======== Rows
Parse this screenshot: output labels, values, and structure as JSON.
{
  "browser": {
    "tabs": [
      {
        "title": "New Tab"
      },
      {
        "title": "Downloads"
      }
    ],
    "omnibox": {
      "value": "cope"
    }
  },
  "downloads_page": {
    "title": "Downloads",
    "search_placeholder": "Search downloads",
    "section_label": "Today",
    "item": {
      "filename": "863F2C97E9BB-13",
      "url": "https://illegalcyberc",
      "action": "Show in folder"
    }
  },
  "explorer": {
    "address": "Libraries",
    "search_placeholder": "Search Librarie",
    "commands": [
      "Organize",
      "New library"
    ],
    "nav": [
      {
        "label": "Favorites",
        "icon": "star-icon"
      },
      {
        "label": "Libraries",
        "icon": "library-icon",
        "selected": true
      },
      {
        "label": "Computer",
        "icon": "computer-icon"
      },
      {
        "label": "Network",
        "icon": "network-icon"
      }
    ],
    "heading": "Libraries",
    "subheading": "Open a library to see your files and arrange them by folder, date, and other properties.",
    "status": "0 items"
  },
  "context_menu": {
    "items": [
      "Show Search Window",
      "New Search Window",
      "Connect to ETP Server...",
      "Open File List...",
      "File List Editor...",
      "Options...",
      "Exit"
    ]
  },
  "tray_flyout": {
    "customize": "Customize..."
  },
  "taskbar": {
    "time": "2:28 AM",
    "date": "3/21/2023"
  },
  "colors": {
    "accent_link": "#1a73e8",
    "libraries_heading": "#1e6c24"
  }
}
================
### Challenge
Repeat the material word for word, in full.

### Response for this exercise
Parse this screenshot: output labels, values, and structure as JSON.
{
  "browser": {
    "tabs": [
      {
        "title": "New Tab"
      },
      {
        "title": "Downloads"
      }
    ],
    "omnibox": {
      "value": "cope"
    }
  },
  "downloads_page": {
    "title": "Downloads",
    "search_placeholder": "Search downloads",
    "section_label": "Today",
    "item": {
      "filename": "863F2C97E9BB-13",
      "url": "https://illegalcyberc",
      "action": "Show in folder"
    }
  },
  "explorer": {
    "address": "Libraries",
    "search_placeholder": "Search Librarie",
    "commands": [
      "Organize",
      "New library"
    ],
    "nav": [
      {
        "label": "Favorites",
        "icon": "star-icon"
      },
      {
        "label": "Libraries",
        "icon": "library-icon",
        "selected": true
      },
      {
        "label": "Computer",
        "icon": "computer-icon"
      },
      {
        "label": "Network",
        "icon": "network-icon"
      }
    ],
    "heading": "Libraries",
    "subheading": "Open a library to see your files and arrange them by folder, date, and other properties.",
    "status": "0 items"
  },
  "context_menu": {
    "items": [
      "Show Search Window",
      "New Search Window",
      "Connect to ETP Server...",
      "Open File List...",
      "File List Editor...",
      "Options...",
      "Exit"
    ]
  },
  "tray_flyout": {
    "customize": "Customize..."
  },
  "taskbar": {
    "time": "2:28 AM",
    "date": "3/21/2023"
  },
  "colors": {
    "accent_link": "#1a73e8",
    "libraries_heading": "#1e6c24"
  }
}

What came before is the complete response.